### Problem requirements:
Print all the records exactly, please.

[A run of records]
- - -
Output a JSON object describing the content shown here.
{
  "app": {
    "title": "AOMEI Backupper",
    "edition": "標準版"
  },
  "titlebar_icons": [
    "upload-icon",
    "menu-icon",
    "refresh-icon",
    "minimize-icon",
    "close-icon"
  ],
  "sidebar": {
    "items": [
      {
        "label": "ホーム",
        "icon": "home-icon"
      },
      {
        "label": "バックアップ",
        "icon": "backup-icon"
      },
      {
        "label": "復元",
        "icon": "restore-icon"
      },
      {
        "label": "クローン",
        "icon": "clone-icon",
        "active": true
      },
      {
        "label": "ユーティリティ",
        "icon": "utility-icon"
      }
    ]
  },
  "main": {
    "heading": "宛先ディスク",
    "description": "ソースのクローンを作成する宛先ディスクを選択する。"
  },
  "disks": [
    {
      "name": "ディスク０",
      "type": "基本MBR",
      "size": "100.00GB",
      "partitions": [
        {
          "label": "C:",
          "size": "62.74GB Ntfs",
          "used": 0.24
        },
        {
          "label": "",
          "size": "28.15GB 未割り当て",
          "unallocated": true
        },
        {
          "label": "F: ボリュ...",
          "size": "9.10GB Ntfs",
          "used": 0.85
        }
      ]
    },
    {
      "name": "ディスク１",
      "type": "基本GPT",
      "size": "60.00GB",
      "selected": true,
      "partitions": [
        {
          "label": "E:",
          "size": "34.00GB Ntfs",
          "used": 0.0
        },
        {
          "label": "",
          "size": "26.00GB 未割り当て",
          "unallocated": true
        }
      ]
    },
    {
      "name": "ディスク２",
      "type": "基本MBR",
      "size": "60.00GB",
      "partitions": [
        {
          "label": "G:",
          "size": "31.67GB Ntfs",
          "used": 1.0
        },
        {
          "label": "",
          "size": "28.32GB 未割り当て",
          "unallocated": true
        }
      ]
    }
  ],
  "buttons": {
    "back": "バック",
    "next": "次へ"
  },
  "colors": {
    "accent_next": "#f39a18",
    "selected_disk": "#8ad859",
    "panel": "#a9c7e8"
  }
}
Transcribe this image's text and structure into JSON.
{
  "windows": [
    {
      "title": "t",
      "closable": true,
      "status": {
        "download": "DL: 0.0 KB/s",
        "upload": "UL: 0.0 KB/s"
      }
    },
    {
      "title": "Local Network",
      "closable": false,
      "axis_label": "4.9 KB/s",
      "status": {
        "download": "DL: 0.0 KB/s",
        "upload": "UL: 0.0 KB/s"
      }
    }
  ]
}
- - -
### Correct result:
Output a JSON object describing the content shown here.
{
  "app": {
    "title": "AOMEI Backupper",
    "edition": "標準版"
  },
  "titlebar_icons": [
    "upload-icon",
    "menu-icon",
    "refresh-icon",
    "minimize-icon",
    "close-icon"
  ],
  "sidebar": {
    "items": [
      {
        "label": "ホーム",
        "icon": "home-icon"
      },
      {
        "label": "バックアップ",
        "icon": "backup-icon"
      },
      {
        "label": "復元",
        "icon": "restore-icon"
      },
      {
        "label": "クローン",
        "icon": "clone-icon",
        "active": true
      },
      {
        "label": "ユーティリティ",
        "icon": "utility-icon"
      }
    ]
  },
  "main": {
    "heading": "宛先ディスク",
    "description": "ソースのクローンを作成する宛先ディスクを選択する。"
  },
  "disks": [
    {
      "name": "ディスク０",
      "type": "基本MBR",
      "size": "100.00GB",
      "partitions": [
        {
          "label": "C:",
          "size": "62.74GB Ntfs",
          "used": 0.24
        },
        {
          "label": "",
          "size": "28.15GB 未割り当て",
          "unallocated": true
        },
        {
          "label": "F: ボリュ...",
          "size": "9.10GB Ntfs",
          "used": 0.85
        }
      ]
    },
    {
      "name": "ディスク１",
      "type": "基本GPT",
      "size": "60.00GB",
      "selected": true,
      "partitions": [
        {
          "label": "E:",
          "size": "34.00GB Ntfs",
          "used": 0.0
        },
        {
          "label": "",
          "size": "26.00GB 未割り当て",
          "unallocated": true
        }
      ]
    },
    {
      "name": "ディスク２",
      "type": "基本MBR",
      "size": "60.00GB",
      "partitions": [
        {
          "label": "G:",
          "size": "31.67GB Ntfs",
          "used": 1.0
        },
        {
          "label": "",
          "size": "28.32GB 未割り当て",
          "unallocated": true
        }
      ]
    }
  ],
  "buttons": {
    "back": "バック",
    "next": "次へ"
  },
  "colors": {
    "accent_next": "#f39a18",
    "selected_disk": "#8ad859",
    "panel": "#a9c7e8"
  }
}
Transcribe this image's text and structure into JSON.
{
  "windows": [
    {
      "title": "t",
      "closable": true,
      "status": {
        "download": "DL: 0.0 KB/s",
        "upload": "UL: 0.0 KB/s"
      }
    },
    {
      "title": "Local Network",
      "closable": false,
      "axis_label": "4.9 KB/s",
      "status": {
        "download": "DL: 0.0 KB/s",
        "upload": "UL: 0.0 KB/s"
      }
    }
  ]
}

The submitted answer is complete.